• **INSTRUCTIONS FOR THE TASK**
Filter the records below down to lines containing "Rate".

• **GIVEN RECORDS**
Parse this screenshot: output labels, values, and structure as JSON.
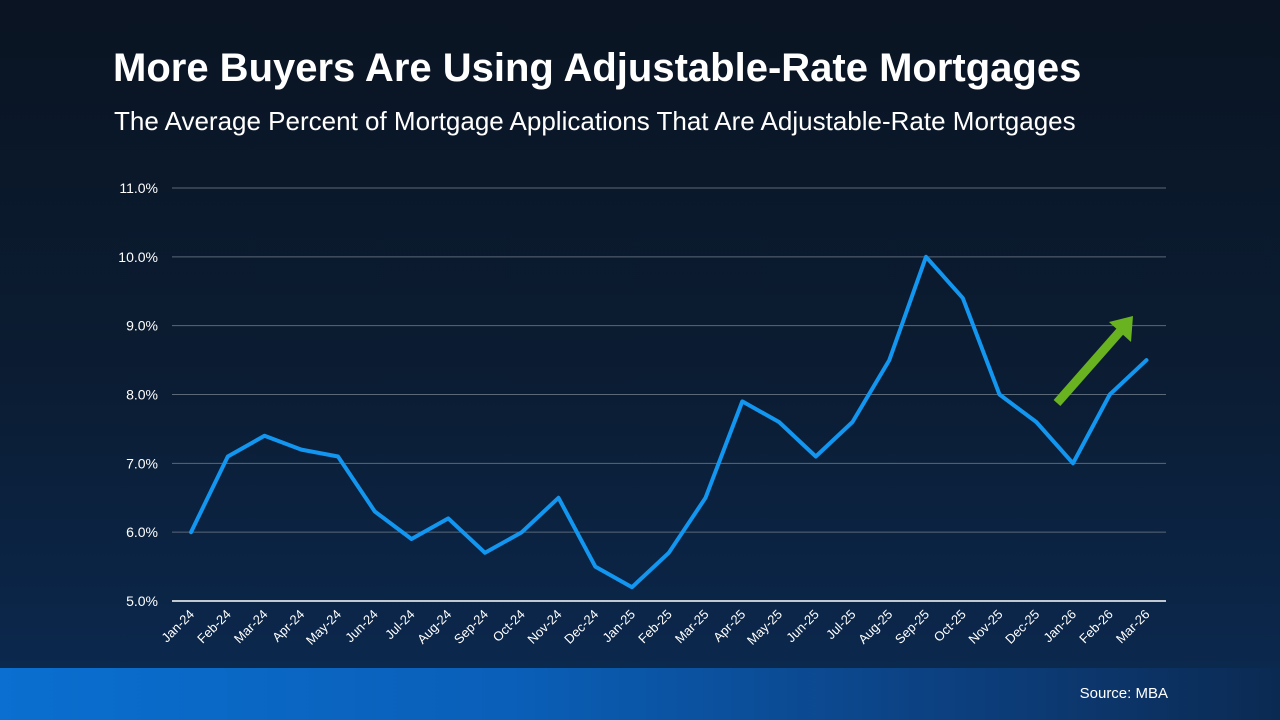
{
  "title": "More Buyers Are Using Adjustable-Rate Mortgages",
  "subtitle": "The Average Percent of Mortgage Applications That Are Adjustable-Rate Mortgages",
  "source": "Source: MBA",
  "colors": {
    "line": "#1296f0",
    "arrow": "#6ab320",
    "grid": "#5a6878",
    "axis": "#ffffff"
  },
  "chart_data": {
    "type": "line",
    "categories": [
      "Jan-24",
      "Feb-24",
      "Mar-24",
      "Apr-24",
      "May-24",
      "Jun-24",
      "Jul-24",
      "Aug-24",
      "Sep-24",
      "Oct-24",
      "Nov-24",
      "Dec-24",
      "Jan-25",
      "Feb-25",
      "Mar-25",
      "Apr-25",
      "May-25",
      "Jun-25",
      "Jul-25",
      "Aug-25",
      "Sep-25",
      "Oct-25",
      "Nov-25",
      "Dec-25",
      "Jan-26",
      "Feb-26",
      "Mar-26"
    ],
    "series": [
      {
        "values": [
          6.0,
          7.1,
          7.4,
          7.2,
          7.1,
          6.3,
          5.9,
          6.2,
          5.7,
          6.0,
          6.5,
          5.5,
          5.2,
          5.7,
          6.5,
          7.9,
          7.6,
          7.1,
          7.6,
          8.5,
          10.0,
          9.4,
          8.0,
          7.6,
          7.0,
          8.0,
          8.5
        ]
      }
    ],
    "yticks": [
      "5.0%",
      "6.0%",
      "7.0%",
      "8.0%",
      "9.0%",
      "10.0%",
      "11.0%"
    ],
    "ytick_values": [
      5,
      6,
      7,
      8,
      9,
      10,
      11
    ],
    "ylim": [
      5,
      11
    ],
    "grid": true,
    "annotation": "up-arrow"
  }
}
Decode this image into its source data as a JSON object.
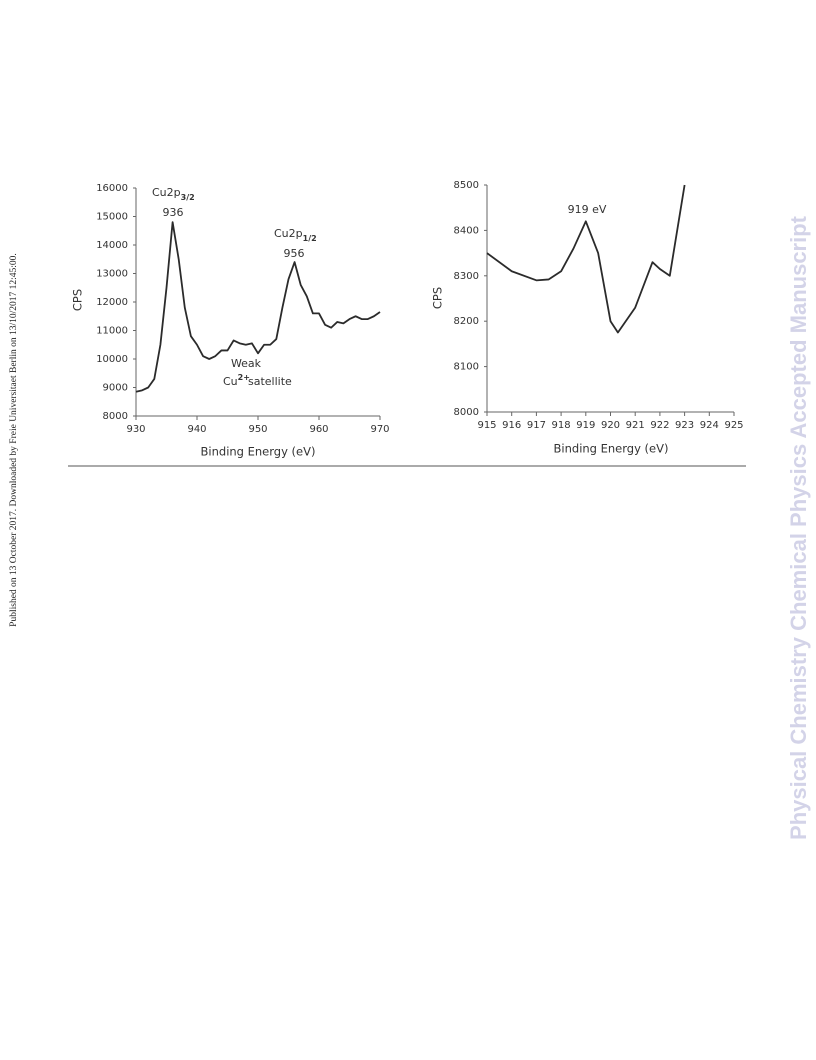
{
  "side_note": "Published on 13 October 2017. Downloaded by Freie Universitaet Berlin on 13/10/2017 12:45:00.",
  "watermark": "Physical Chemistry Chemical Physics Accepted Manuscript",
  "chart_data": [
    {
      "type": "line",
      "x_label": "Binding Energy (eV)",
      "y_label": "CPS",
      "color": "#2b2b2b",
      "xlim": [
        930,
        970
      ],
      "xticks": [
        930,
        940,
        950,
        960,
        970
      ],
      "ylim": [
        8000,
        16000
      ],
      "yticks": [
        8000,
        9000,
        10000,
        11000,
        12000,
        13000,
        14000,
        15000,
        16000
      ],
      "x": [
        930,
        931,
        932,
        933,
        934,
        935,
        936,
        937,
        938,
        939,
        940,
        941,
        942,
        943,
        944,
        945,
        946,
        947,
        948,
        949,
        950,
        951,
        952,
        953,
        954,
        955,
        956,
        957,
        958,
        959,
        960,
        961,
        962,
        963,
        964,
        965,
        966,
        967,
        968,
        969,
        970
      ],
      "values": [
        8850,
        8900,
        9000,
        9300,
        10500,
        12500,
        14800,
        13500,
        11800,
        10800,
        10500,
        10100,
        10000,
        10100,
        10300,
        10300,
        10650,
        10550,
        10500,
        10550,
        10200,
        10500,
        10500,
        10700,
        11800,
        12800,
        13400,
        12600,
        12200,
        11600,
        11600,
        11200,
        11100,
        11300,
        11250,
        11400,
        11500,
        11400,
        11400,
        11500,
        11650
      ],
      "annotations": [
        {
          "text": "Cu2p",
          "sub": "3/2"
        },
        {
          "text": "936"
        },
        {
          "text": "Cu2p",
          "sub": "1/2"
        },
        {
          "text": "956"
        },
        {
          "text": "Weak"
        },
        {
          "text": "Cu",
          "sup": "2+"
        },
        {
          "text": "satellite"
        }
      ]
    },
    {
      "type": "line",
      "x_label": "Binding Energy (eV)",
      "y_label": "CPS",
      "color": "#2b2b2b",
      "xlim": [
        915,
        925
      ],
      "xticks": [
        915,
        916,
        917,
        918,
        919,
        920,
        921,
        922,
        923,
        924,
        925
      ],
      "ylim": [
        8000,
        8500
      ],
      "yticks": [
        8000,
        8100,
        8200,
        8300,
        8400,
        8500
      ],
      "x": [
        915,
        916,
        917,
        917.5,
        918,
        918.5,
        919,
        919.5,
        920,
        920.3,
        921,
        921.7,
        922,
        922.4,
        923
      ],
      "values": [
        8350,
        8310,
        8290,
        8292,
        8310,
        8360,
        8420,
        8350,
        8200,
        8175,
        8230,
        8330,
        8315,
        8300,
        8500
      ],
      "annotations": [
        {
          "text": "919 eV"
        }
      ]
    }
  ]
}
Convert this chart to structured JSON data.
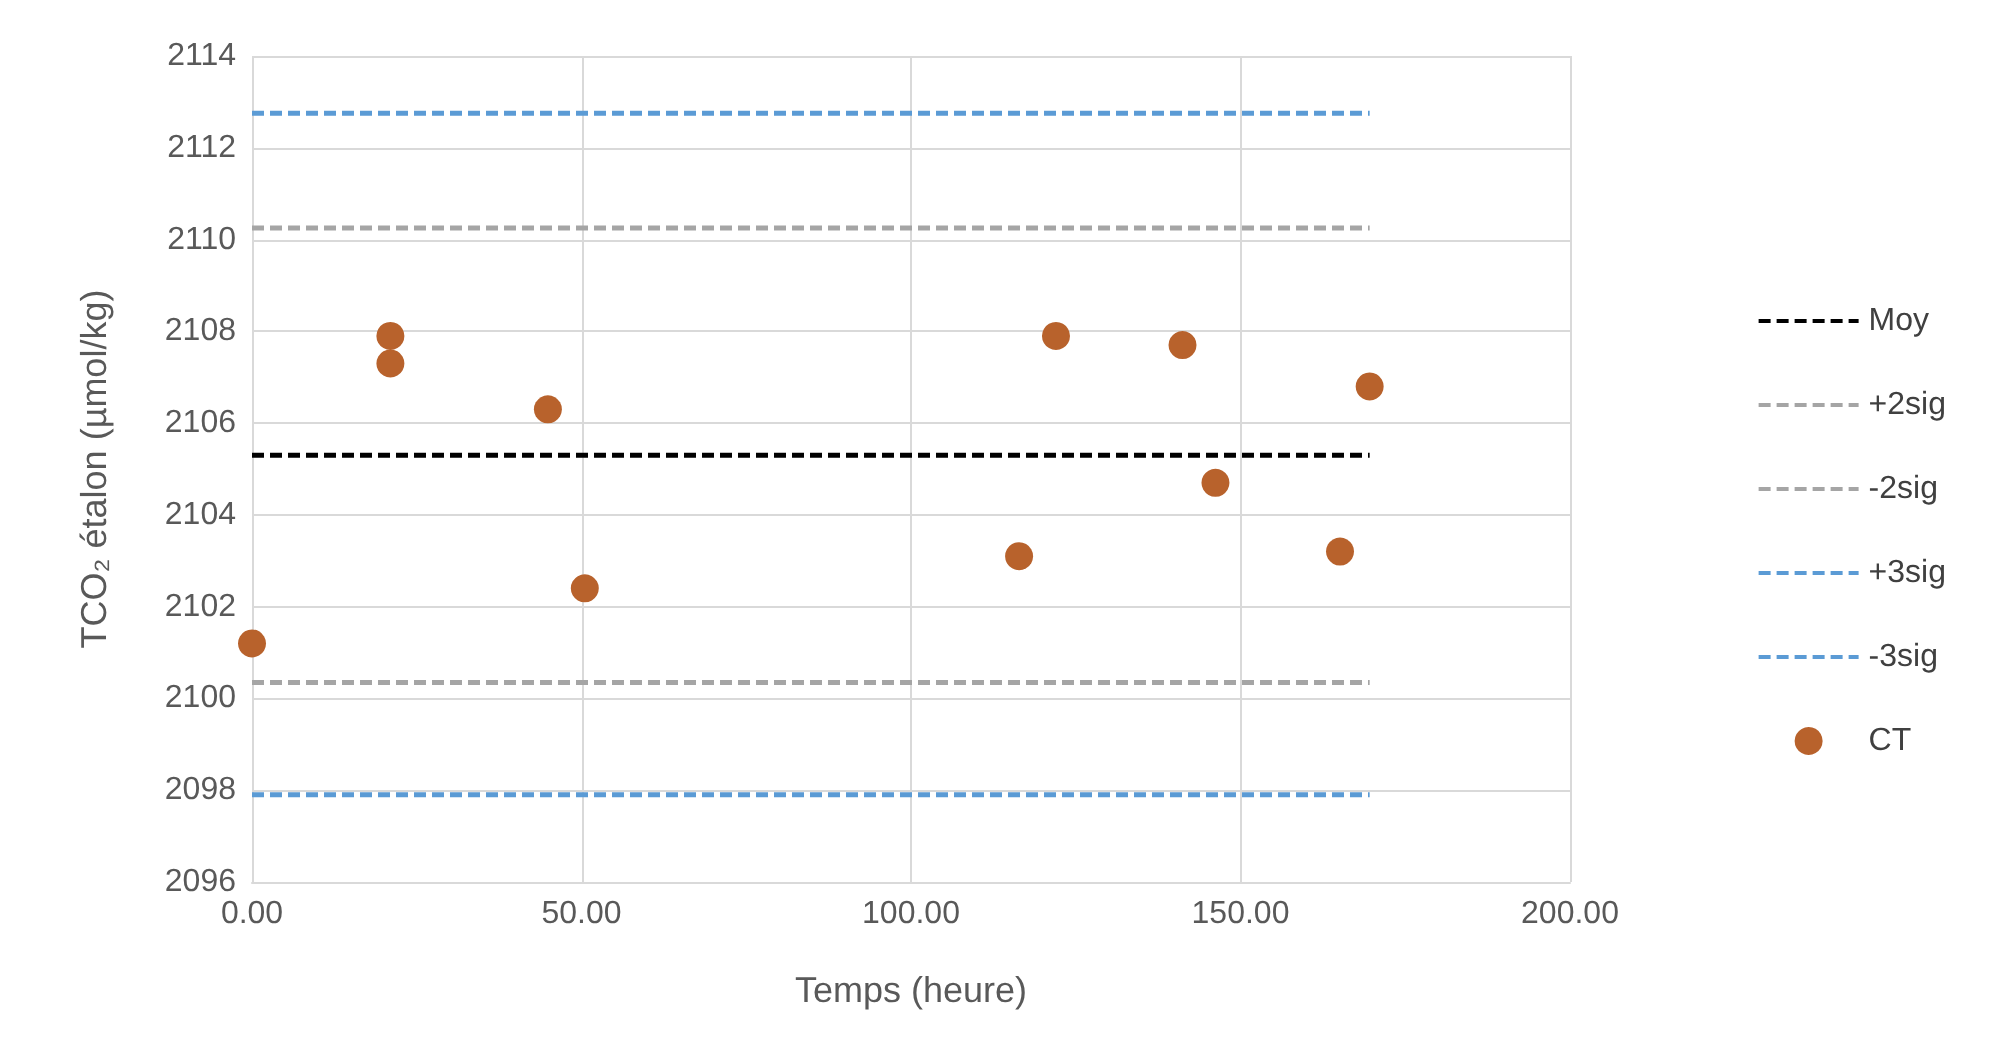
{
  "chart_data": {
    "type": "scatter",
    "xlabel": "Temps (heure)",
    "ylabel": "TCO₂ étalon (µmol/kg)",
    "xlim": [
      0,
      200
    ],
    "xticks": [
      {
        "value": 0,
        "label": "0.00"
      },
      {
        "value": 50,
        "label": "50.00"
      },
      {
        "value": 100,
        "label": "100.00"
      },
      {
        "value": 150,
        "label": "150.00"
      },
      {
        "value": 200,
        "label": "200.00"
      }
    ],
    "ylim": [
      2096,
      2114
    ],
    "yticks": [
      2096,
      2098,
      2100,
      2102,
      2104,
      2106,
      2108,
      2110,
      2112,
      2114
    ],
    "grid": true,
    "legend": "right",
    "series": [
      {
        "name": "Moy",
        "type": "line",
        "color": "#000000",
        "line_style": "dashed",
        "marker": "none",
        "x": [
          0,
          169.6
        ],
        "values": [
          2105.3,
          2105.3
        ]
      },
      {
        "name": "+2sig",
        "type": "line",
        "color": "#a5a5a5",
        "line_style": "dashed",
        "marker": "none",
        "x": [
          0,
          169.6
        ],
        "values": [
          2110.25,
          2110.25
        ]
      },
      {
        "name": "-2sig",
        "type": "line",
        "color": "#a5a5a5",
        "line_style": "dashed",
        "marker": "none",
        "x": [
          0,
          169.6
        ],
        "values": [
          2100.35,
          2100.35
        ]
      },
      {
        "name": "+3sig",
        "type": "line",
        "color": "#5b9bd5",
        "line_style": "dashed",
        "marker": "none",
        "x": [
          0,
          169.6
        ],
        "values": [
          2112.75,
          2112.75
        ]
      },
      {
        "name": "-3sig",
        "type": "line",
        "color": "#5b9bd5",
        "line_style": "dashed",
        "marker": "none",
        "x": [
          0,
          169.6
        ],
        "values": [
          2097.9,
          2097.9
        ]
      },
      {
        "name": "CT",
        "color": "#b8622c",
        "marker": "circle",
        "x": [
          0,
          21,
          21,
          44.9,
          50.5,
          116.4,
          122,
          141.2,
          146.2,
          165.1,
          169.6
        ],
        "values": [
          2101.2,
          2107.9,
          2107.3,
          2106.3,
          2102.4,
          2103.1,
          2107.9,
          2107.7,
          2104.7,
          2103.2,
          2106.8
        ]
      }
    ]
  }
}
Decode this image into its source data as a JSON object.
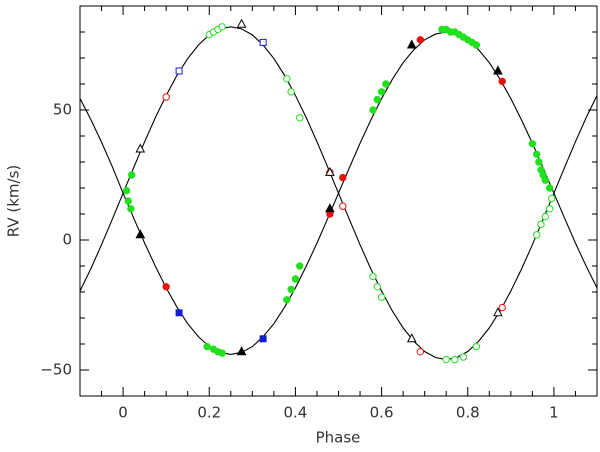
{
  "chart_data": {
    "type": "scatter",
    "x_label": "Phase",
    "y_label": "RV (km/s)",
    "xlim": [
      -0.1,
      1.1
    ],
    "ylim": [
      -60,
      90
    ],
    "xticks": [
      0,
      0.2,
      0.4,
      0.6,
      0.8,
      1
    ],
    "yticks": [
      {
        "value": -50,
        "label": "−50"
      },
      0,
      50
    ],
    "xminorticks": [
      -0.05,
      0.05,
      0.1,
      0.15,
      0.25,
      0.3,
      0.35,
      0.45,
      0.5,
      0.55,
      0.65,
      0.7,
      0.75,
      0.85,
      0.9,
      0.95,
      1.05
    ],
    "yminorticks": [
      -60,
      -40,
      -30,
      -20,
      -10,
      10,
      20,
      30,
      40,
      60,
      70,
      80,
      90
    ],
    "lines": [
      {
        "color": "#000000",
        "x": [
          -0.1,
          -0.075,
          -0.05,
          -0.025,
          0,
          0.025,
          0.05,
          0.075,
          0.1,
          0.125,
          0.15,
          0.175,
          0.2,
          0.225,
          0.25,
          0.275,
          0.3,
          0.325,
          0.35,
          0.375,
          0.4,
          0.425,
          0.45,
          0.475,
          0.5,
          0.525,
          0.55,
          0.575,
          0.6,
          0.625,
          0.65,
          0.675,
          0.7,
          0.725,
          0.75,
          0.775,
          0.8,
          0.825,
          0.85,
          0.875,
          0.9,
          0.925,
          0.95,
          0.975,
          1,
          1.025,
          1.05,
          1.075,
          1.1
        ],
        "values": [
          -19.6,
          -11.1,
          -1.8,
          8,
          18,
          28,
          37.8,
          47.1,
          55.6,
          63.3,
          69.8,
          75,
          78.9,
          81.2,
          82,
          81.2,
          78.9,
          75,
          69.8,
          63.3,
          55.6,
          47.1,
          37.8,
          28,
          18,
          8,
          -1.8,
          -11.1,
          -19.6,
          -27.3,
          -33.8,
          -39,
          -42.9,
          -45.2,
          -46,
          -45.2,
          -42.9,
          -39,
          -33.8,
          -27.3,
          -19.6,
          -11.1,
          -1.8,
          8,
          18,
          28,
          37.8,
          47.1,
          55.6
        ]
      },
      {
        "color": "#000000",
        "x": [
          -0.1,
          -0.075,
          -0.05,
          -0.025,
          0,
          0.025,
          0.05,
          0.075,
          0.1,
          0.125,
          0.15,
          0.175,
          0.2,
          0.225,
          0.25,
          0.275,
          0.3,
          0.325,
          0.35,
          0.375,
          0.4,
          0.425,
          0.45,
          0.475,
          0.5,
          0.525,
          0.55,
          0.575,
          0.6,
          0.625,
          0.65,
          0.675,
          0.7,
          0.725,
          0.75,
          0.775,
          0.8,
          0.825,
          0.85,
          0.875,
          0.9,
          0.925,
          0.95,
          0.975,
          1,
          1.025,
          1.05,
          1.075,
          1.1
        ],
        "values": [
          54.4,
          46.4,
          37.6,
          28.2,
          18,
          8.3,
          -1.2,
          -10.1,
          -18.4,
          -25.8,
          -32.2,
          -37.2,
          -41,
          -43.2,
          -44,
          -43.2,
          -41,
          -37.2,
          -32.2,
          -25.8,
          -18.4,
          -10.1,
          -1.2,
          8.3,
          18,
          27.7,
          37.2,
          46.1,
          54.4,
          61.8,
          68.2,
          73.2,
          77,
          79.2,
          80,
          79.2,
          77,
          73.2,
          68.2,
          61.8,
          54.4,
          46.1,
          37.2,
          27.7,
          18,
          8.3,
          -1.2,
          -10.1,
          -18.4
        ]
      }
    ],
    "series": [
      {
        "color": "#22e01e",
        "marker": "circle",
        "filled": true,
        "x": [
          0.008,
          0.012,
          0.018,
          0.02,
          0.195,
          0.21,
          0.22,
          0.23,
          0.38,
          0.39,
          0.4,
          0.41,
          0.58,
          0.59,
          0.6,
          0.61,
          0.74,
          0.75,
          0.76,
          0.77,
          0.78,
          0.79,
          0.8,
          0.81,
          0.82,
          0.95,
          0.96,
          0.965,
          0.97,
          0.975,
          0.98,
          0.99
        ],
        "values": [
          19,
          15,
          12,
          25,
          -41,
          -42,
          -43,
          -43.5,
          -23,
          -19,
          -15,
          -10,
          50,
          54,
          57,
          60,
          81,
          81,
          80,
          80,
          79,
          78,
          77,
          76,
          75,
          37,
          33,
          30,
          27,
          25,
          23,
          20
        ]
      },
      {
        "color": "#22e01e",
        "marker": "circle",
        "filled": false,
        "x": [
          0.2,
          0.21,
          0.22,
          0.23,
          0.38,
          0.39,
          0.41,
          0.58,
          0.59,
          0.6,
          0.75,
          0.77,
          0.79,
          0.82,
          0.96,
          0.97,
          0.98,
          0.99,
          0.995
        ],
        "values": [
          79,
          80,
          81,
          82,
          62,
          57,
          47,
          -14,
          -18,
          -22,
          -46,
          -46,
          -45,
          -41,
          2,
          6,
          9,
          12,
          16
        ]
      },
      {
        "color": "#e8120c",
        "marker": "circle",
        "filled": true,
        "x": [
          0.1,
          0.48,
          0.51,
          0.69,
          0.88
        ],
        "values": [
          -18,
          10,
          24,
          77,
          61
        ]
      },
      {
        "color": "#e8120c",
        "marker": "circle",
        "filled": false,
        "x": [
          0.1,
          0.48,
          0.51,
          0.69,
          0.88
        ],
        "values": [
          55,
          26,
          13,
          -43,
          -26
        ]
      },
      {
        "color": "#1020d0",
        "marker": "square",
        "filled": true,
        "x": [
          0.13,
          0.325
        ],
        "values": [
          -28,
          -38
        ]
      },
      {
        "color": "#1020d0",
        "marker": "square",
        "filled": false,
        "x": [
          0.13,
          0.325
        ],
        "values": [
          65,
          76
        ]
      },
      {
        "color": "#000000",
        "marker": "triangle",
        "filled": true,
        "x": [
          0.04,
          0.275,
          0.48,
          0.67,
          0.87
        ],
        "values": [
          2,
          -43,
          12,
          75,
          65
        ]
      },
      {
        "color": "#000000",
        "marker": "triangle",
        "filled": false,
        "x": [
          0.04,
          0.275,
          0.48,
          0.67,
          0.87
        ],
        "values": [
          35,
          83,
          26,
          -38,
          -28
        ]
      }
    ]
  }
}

• **RESPONSE BELOW**
  "title": "More Buyers Are Using Adjustable-Rate Mortgages",
  "subtitle": "The Average Percent of Mortgage Applications That Are Adjustable-Rate Mortgages",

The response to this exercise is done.